From the listing below, extract each line containing the string "filled".
[START Listed records]
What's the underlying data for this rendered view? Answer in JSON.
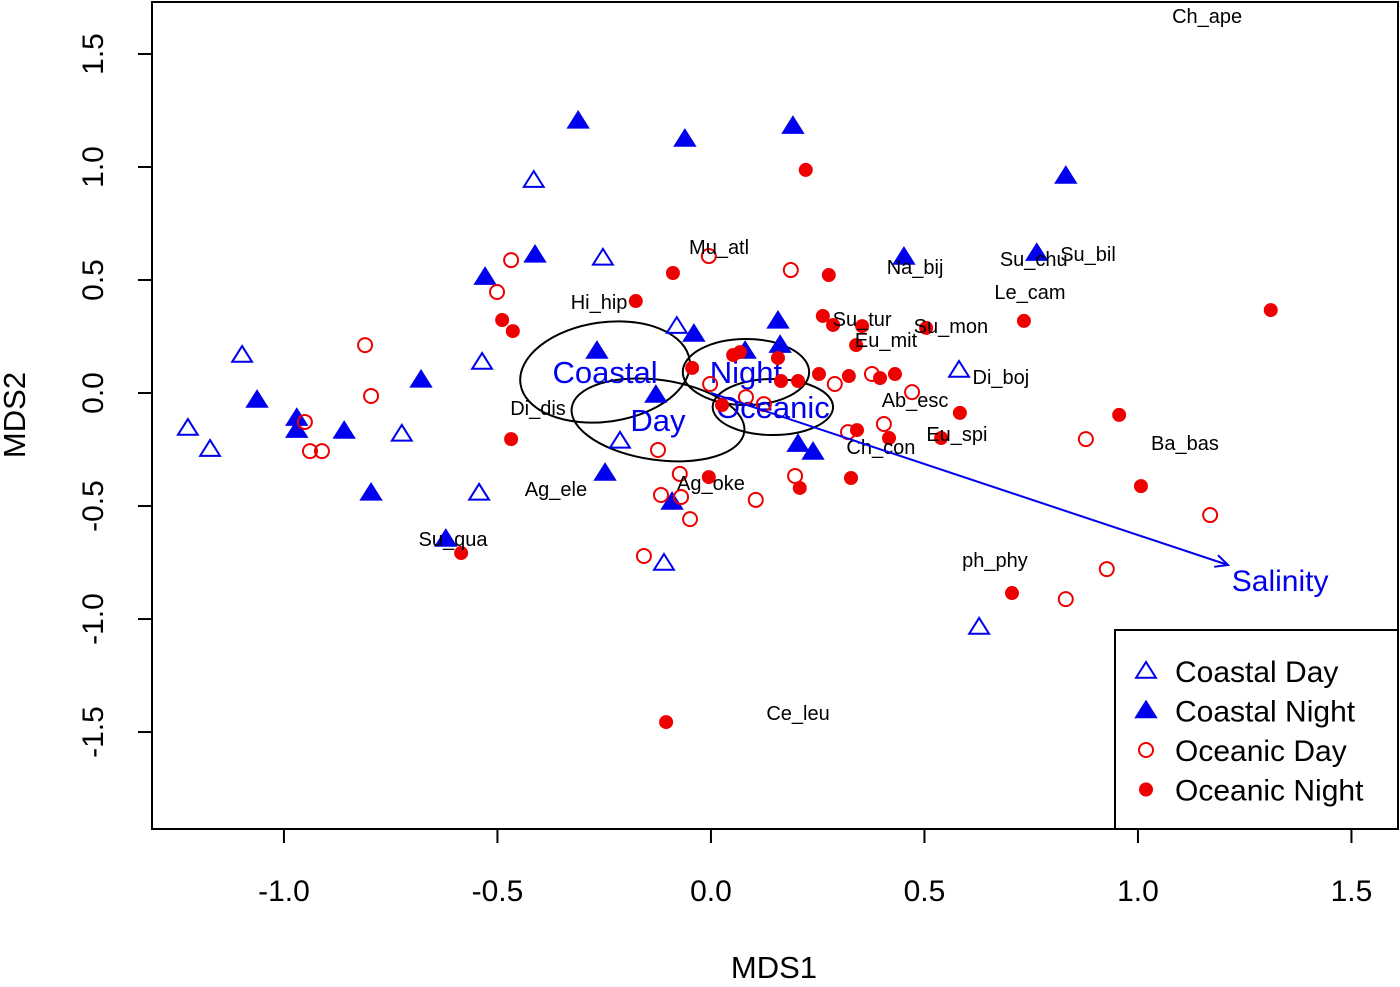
{
  "chart_data": {
    "type": "scatter",
    "title": "",
    "xlabel": "MDS1",
    "ylabel": "MDS2",
    "xlim": [
      -1.309,
      1.609
    ],
    "ylim": [
      -1.929,
      1.73
    ],
    "xticks": [
      -1.0,
      -0.5,
      0.0,
      0.5,
      1.0,
      1.5
    ],
    "xtick_labels": [
      "-1.0",
      "-0.5",
      "0.0",
      "0.5",
      "1.0",
      "1.5"
    ],
    "yticks": [
      -1.5,
      -1.0,
      -0.5,
      0.0,
      0.5,
      1.0,
      1.5
    ],
    "ytick_labels": [
      "-1.5",
      "-1.0",
      "-0.5",
      "0.0",
      "0.5",
      "1.0",
      "1.5"
    ],
    "grid": false,
    "legend_position": "bottom-right",
    "colors": {
      "coastal": "#0000ee",
      "oceanic": "#ee0000",
      "text": "#000000"
    },
    "series": [
      {
        "name": "Coastal Day",
        "marker": "open-triangle",
        "color": "#0000ee",
        "points": [
          [
            -1.225,
            -0.155
          ],
          [
            -1.173,
            -0.248
          ],
          [
            -1.098,
            0.168
          ],
          [
            -0.724,
            -0.181
          ],
          [
            -0.536,
            0.137
          ],
          [
            -0.543,
            -0.442
          ],
          [
            -0.415,
            0.942
          ],
          [
            -0.253,
            0.598
          ],
          [
            -0.08,
            0.296
          ],
          [
            -0.213,
            -0.212
          ],
          [
            -0.11,
            -0.752
          ],
          [
            0.581,
            0.102
          ],
          [
            0.628,
            -1.035
          ]
        ]
      },
      {
        "name": "Coastal Night",
        "marker": "filled-triangle",
        "color": "#0000ee",
        "points": [
          [
            -1.063,
            -0.031
          ],
          [
            -0.97,
            -0.111
          ],
          [
            -0.97,
            -0.164
          ],
          [
            -0.859,
            -0.168
          ],
          [
            -0.796,
            -0.442
          ],
          [
            -0.679,
            0.058
          ],
          [
            -0.529,
            0.513
          ],
          [
            -0.412,
            0.611
          ],
          [
            -0.311,
            1.204
          ],
          [
            -0.267,
            0.186
          ],
          [
            -0.248,
            -0.354
          ],
          [
            -0.621,
            -0.646
          ],
          [
            -0.129,
            -0.009
          ],
          [
            -0.061,
            1.124
          ],
          [
            -0.04,
            0.261
          ],
          [
            -0.091,
            -0.482
          ],
          [
            0.08,
            0.186
          ],
          [
            0.157,
            0.319
          ],
          [
            0.162,
            0.212
          ],
          [
            0.192,
            1.181
          ],
          [
            0.204,
            -0.226
          ],
          [
            0.239,
            -0.261
          ],
          [
            0.452,
            0.602
          ],
          [
            0.763,
            0.619
          ],
          [
            0.831,
            0.96
          ]
        ]
      },
      {
        "name": "Oceanic Day",
        "marker": "open-circle",
        "color": "#ee0000",
        "points": [
          [
            -0.951,
            -0.128
          ],
          [
            -0.939,
            -0.257
          ],
          [
            -0.911,
            -0.257
          ],
          [
            -0.81,
            0.212
          ],
          [
            -0.796,
            -0.013
          ],
          [
            -0.501,
            0.447
          ],
          [
            -0.468,
            0.588
          ],
          [
            -0.124,
            -0.252
          ],
          [
            -0.117,
            -0.451
          ],
          [
            -0.073,
            -0.358
          ],
          [
            -0.07,
            -0.46
          ],
          [
            -0.049,
            -0.558
          ],
          [
            -0.005,
            0.606
          ],
          [
            -0.002,
            0.04
          ],
          [
            0.082,
            -0.018
          ],
          [
            0.105,
            -0.473
          ],
          [
            0.124,
            -0.049
          ],
          [
            0.187,
            0.544
          ],
          [
            0.197,
            -0.367
          ],
          [
            0.29,
            0.04
          ],
          [
            0.321,
            -0.173
          ],
          [
            0.377,
            0.084
          ],
          [
            0.405,
            -0.137
          ],
          [
            0.471,
            0.004
          ],
          [
            0.878,
            -0.204
          ],
          [
            0.927,
            -0.779
          ],
          [
            0.831,
            -0.912
          ],
          [
            1.169,
            -0.54
          ],
          [
            -0.157,
            -0.721
          ]
        ]
      },
      {
        "name": "Oceanic Night",
        "marker": "filled-circle",
        "color": "#ee0000",
        "points": [
          [
            -0.585,
            -0.708
          ],
          [
            -0.489,
            0.323
          ],
          [
            -0.464,
            0.274
          ],
          [
            -0.468,
            -0.204
          ],
          [
            -0.176,
            0.407
          ],
          [
            -0.089,
            0.531
          ],
          [
            -0.105,
            -1.456
          ],
          [
            -0.044,
            0.111
          ],
          [
            -0.005,
            -0.372
          ],
          [
            0.026,
            -0.053
          ],
          [
            0.052,
            0.168
          ],
          [
            0.068,
            0.181
          ],
          [
            0.157,
            0.155
          ],
          [
            0.164,
            0.053
          ],
          [
            0.204,
            0.053
          ],
          [
            0.222,
            0.987
          ],
          [
            0.208,
            -0.42
          ],
          [
            0.253,
            0.084
          ],
          [
            0.262,
            0.341
          ],
          [
            0.276,
            0.522
          ],
          [
            0.286,
            0.301
          ],
          [
            0.34,
            0.212
          ],
          [
            0.323,
            0.075
          ],
          [
            0.342,
            -0.164
          ],
          [
            0.354,
            0.296
          ],
          [
            0.328,
            -0.376
          ],
          [
            0.396,
            0.066
          ],
          [
            0.417,
            -0.199
          ],
          [
            0.431,
            0.084
          ],
          [
            0.504,
            0.288
          ],
          [
            0.539,
            -0.199
          ],
          [
            0.583,
            -0.088
          ],
          [
            0.733,
            0.319
          ],
          [
            0.705,
            -0.885
          ],
          [
            0.956,
            -0.097
          ],
          [
            1.007,
            -0.412
          ],
          [
            1.311,
            0.367
          ]
        ]
      }
    ],
    "species_labels": [
      {
        "text": "Ch_ape",
        "x": 1.162,
        "y": 1.668
      },
      {
        "text": "Mu_atl",
        "x": 0.019,
        "y": 0.646
      },
      {
        "text": "Na_bij",
        "x": 0.478,
        "y": 0.558
      },
      {
        "text": "Su_chu",
        "x": 0.756,
        "y": 0.593
      },
      {
        "text": "Su_bil",
        "x": 0.883,
        "y": 0.615
      },
      {
        "text": "Le_cam",
        "x": 0.747,
        "y": 0.447
      },
      {
        "text": "Hi_hip",
        "x": -0.262,
        "y": 0.403
      },
      {
        "text": "Su_tur",
        "x": 0.354,
        "y": 0.327
      },
      {
        "text": "Su_mon",
        "x": 0.562,
        "y": 0.296
      },
      {
        "text": "Eu_mit",
        "x": 0.41,
        "y": 0.235
      },
      {
        "text": "Di_boj",
        "x": 0.679,
        "y": 0.071
      },
      {
        "text": "Ab_esc",
        "x": 0.478,
        "y": -0.031
      },
      {
        "text": "Di_dis",
        "x": -0.405,
        "y": -0.066
      },
      {
        "text": "Eu_spi",
        "x": 0.576,
        "y": -0.181
      },
      {
        "text": "Ch_con",
        "x": 0.398,
        "y": -0.239
      },
      {
        "text": "Ba_bas",
        "x": 1.11,
        "y": -0.221
      },
      {
        "text": "Ag_oke",
        "x": 0.0,
        "y": -0.398
      },
      {
        "text": "Ag_ele",
        "x": -0.363,
        "y": -0.425
      },
      {
        "text": "Su_qua",
        "x": -0.604,
        "y": -0.646
      },
      {
        "text": "ph_phy",
        "x": 0.665,
        "y": -0.739
      },
      {
        "text": "Ce_leu",
        "x": 0.204,
        "y": -1.416
      }
    ],
    "group_ellipses": [
      {
        "label": "Coastal",
        "cx": -0.248,
        "cy": 0.093,
        "rx": 0.2,
        "ry": 0.22,
        "angle": -8
      },
      {
        "label": "Night",
        "cx": 0.082,
        "cy": 0.093,
        "rx": 0.148,
        "ry": 0.146,
        "angle": 0
      },
      {
        "label": "Day",
        "cx": -0.124,
        "cy": -0.119,
        "rx": 0.204,
        "ry": 0.177,
        "angle": 8
      },
      {
        "label": "Oceanic",
        "cx": 0.145,
        "cy": -0.062,
        "rx": 0.141,
        "ry": 0.124,
        "angle": 0
      }
    ],
    "vector": {
      "label": "Salinity",
      "x": 1.211,
      "y": -0.761,
      "label_x": 1.333,
      "label_y": -0.827
    }
  }
}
[END Listed records]
* [Written answer]:
        "marker": "filled-triangle",
        "marker": "filled-circle",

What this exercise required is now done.